→ **DATA LISTING**
★ ★ ★ ★
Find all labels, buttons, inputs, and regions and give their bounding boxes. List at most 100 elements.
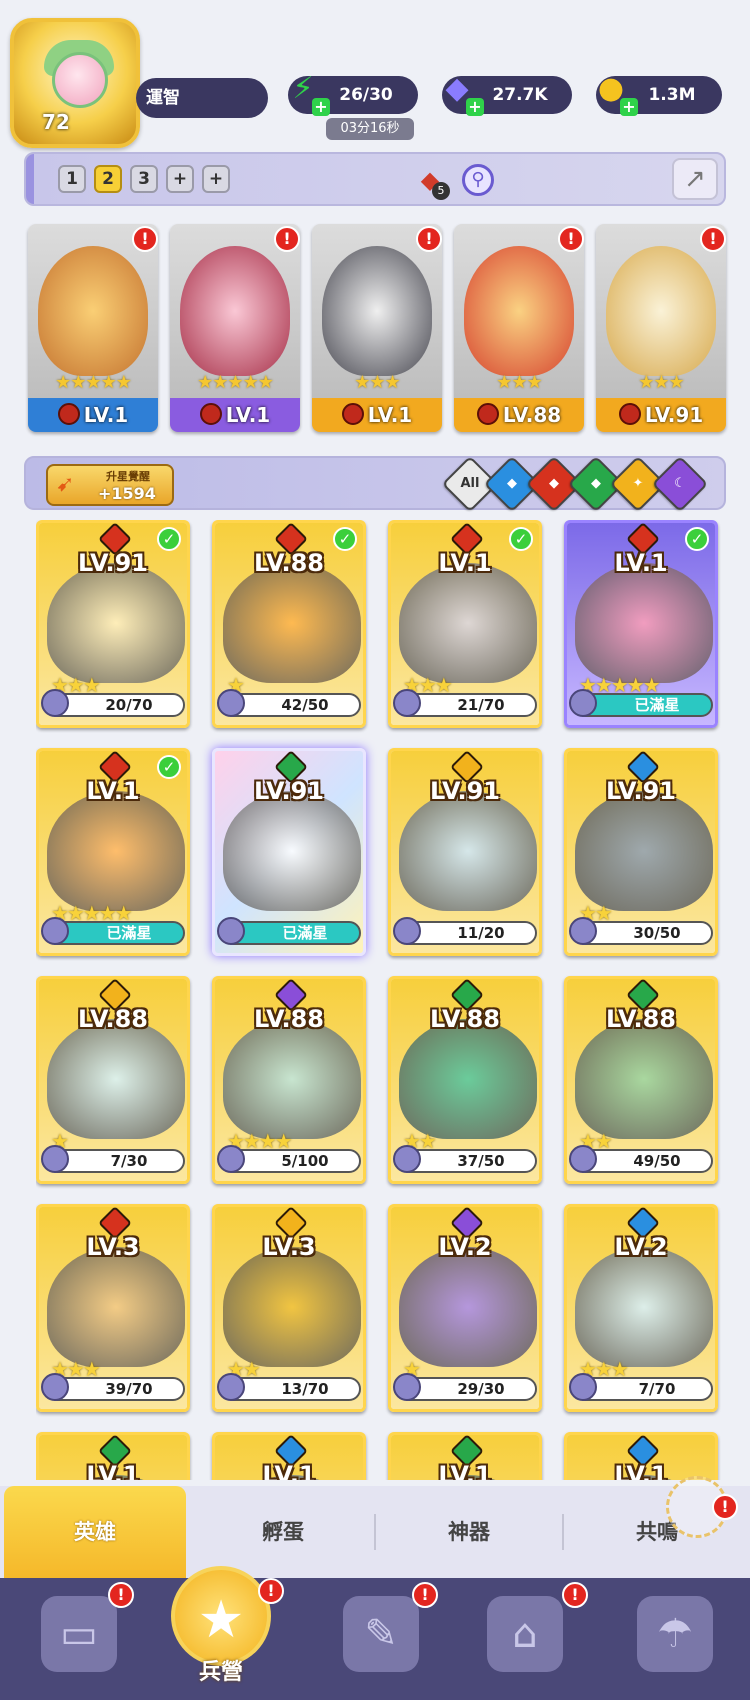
hero-card[interactable]: LV.2 ★★★ 7/70 <box>564 1204 718 1412</box>
search-icon[interactable]: ⚲ <box>462 164 494 196</box>
shard-icon <box>569 1145 597 1173</box>
hero-portrait <box>180 246 290 376</box>
cards-icon: ▭ <box>41 1596 117 1672</box>
shard-progress-text: 7/30 <box>110 1152 148 1170</box>
hero-card[interactable]: LV.1 ✓ ★★★★★ 已滿星 <box>36 748 190 956</box>
hero-card[interactable]: LV.88 ★★ 37/50 <box>388 976 542 1184</box>
team-card-1[interactable]: ★★★★★ LV.1 <box>28 224 158 432</box>
barracks-icon: ★ <box>171 1566 271 1666</box>
alert-icon: ! <box>416 226 442 252</box>
alert-icon: ! <box>132 226 158 252</box>
team-slot-3[interactable]: 3 <box>130 165 158 193</box>
map-icon: ✎ <box>343 1596 419 1672</box>
hero-card[interactable]: LV.1 <box>212 1432 366 1480</box>
hero-card[interactable]: LV.3 ★★ 13/70 <box>212 1204 366 1412</box>
hero-card[interactable]: LV.91 已滿星 <box>212 748 366 956</box>
shard-icon <box>393 1373 421 1401</box>
upgrade-awaken-button[interactable]: ➹ 升星覺醒 +1594 <box>46 464 174 506</box>
hero-portrait <box>47 1247 185 1367</box>
add-energy-button[interactable]: + <box>312 98 330 116</box>
alert-icon: ! <box>274 226 300 252</box>
hero-card[interactable]: LV.1 ✓ ★★★ 21/70 <box>388 520 542 728</box>
shard-progress-text: 已滿星 <box>106 924 152 942</box>
hero-level: LV.91 <box>254 777 324 805</box>
shard-progress-text: 21/70 <box>457 696 505 714</box>
team-level: LV.1 <box>367 403 413 427</box>
hero-card[interactable]: LV.91 11/20 <box>388 748 542 956</box>
tab-artifacts[interactable]: 神器 <box>376 1486 562 1578</box>
hero-card[interactable]: LV.91 ✓ ★★★ 20/70 <box>36 520 190 728</box>
hero-card[interactable]: LV.1 <box>388 1432 542 1480</box>
team-card-5[interactable]: ★★★ LV.91 <box>596 224 726 432</box>
shard-progress-text: 29/30 <box>457 1380 505 1398</box>
team-level: LV.91 <box>644 403 704 427</box>
hero-level: LV.2 <box>614 1233 668 1261</box>
upgrade-label: 升星覺醒 <box>106 470 150 483</box>
player-level: 72 <box>42 110 70 134</box>
team-slot-1[interactable]: 1 <box>58 165 86 193</box>
team-lineup: ★★★★★ LV.1 ★★★★★ LV.1 ★★★ LV.1 ★★★ LV.88… <box>28 224 728 432</box>
shard-progress-text: 已滿星 <box>634 696 680 714</box>
fire-count: 5 <box>432 182 450 200</box>
hero-portrait <box>322 246 432 376</box>
shard-progress-text: 30/50 <box>633 924 681 942</box>
hero-card[interactable]: LV.91 ★★ 30/50 <box>564 748 718 956</box>
hero-card[interactable]: LV.88 ★★★★ 5/100 <box>212 976 366 1184</box>
fire-element-icon <box>57 403 80 425</box>
nav-castle[interactable]: ⌂ <box>470 1588 580 1698</box>
team-card-4[interactable]: ★★★ LV.88 <box>454 224 584 432</box>
hero-level: LV.1 <box>438 549 492 577</box>
tab-heroes[interactable]: 英雄 <box>4 1486 186 1578</box>
hero-card[interactable]: LV.88 ★ 7/30 <box>36 976 190 1184</box>
player-name[interactable]: 運智 <box>136 78 268 118</box>
share-icon[interactable]: ↗ <box>672 158 718 200</box>
nav-barracks[interactable]: ★ 兵營 <box>166 1558 276 1685</box>
fire-element-icon <box>476 403 499 425</box>
alert-icon: ! <box>258 1578 284 1604</box>
hero-level: LV.1 <box>438 1461 492 1480</box>
team-slot-add-2[interactable]: + <box>202 165 230 193</box>
shard-progress-text: 37/50 <box>457 1152 505 1170</box>
hero-card[interactable]: LV.2 ★ 29/30 <box>388 1204 542 1412</box>
alert-icon: ! <box>712 1494 738 1520</box>
team-slot-add-1[interactable]: + <box>166 165 194 193</box>
hero-portrait <box>575 563 713 683</box>
hero-card[interactable]: LV.1 <box>36 1432 190 1480</box>
add-gems-button[interactable]: + <box>466 98 484 116</box>
hero-card[interactable]: LV.88 ★★ 49/50 <box>564 976 718 1184</box>
hero-card[interactable]: LV.3 ★★★ 39/70 <box>36 1204 190 1412</box>
check-icon: ✓ <box>509 527 533 551</box>
team-card-3[interactable]: ★★★ LV.1 <box>312 224 442 432</box>
hero-portrait <box>47 1019 185 1139</box>
hero-portrait <box>575 791 713 911</box>
check-icon: ✓ <box>157 755 181 779</box>
shard-icon <box>217 689 245 717</box>
hero-level: LV.88 <box>254 1005 324 1033</box>
hero-card[interactable]: LV.88 ✓ ★ 42/50 <box>212 520 366 728</box>
shard-progress-text: 13/70 <box>281 1380 329 1398</box>
team-select-bar: 1 2 3 + + ◆ 5 ⚲ ↗ <box>24 152 726 206</box>
team-slot-2[interactable]: 2 <box>94 165 122 193</box>
star-rating: ★★★ <box>638 372 684 393</box>
fire-element-icon <box>341 403 364 425</box>
shard-icon <box>41 689 69 717</box>
hero-card[interactable]: LV.1 ✓ ★★★★★ 已滿星 <box>564 520 718 728</box>
castle-icon: ⌂ <box>487 1596 563 1672</box>
nav-guild[interactable]: ☂ <box>620 1588 730 1698</box>
leaf-icon: ◆ <box>591 476 601 491</box>
upgrade-value: +1594 <box>98 484 156 503</box>
filter-dark-button[interactable]: ☾ <box>651 455 709 513</box>
hero-portrait <box>399 1247 537 1367</box>
hero-level: LV.3 <box>262 1233 316 1261</box>
coins-counter[interactable]: ● + 1.3M <box>596 71 722 116</box>
add-coins-button[interactable]: + <box>620 98 638 116</box>
gems-counter[interactable]: ◆ + 27.7K <box>442 71 572 116</box>
fire-element-icon[interactable]: ◆ 5 <box>412 162 450 200</box>
team-card-2[interactable]: ★★★★★ LV.1 <box>170 224 300 432</box>
player-avatar[interactable]: 72 <box>10 18 140 148</box>
energy-counter[interactable]: ⚡ + 26/30 <box>288 71 418 116</box>
shard-icon <box>217 917 245 945</box>
team-level-bar: LV.91 <box>596 398 726 432</box>
star-rating: ★★★ <box>496 372 542 393</box>
hero-card[interactable]: LV.1 <box>564 1432 718 1480</box>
★ ★ ★ ★
Can you repeat word for word the items from the line containing "hero-card[interactable]: LV.2 ★★★" through the line containing "shard-progress-text: 已滿星 <box>106"?

→ **TASK SOLUTION**
hero-card[interactable]: LV.2 ★★★ 7/70 <box>564 1204 718 1412</box>
search-icon[interactable]: ⚲ <box>462 164 494 196</box>
shard-icon <box>569 1145 597 1173</box>
hero-portrait <box>180 246 290 376</box>
cards-icon: ▭ <box>41 1596 117 1672</box>
shard-progress-text: 7/30 <box>110 1152 148 1170</box>
hero-card[interactable]: LV.1 ✓ ★★★★★ 已滿星 <box>36 748 190 956</box>
hero-card[interactable]: LV.88 ★★ 37/50 <box>388 976 542 1184</box>
team-card-1[interactable]: ★★★★★ LV.1 <box>28 224 158 432</box>
barracks-icon: ★ <box>171 1566 271 1666</box>
alert-icon: ! <box>416 226 442 252</box>
alert-icon: ! <box>132 226 158 252</box>
team-slot-3[interactable]: 3 <box>130 165 158 193</box>
map-icon: ✎ <box>343 1596 419 1672</box>
hero-card[interactable]: LV.1 <box>212 1432 366 1480</box>
hero-card[interactable]: LV.3 ★★ 13/70 <box>212 1204 366 1412</box>
hero-card[interactable]: LV.91 已滿星 <box>212 748 366 956</box>
shard-icon <box>393 1373 421 1401</box>
upgrade-awaken-button[interactable]: ➹ 升星覺醒 +1594 <box>46 464 174 506</box>
hero-portrait <box>47 1247 185 1367</box>
add-energy-button[interactable]: + <box>312 98 330 116</box>
alert-icon: ! <box>274 226 300 252</box>
hero-card[interactable]: LV.1 ✓ ★★★ 21/70 <box>388 520 542 728</box>
shard-progress-text: 已滿星 <box>106 924 152 942</box>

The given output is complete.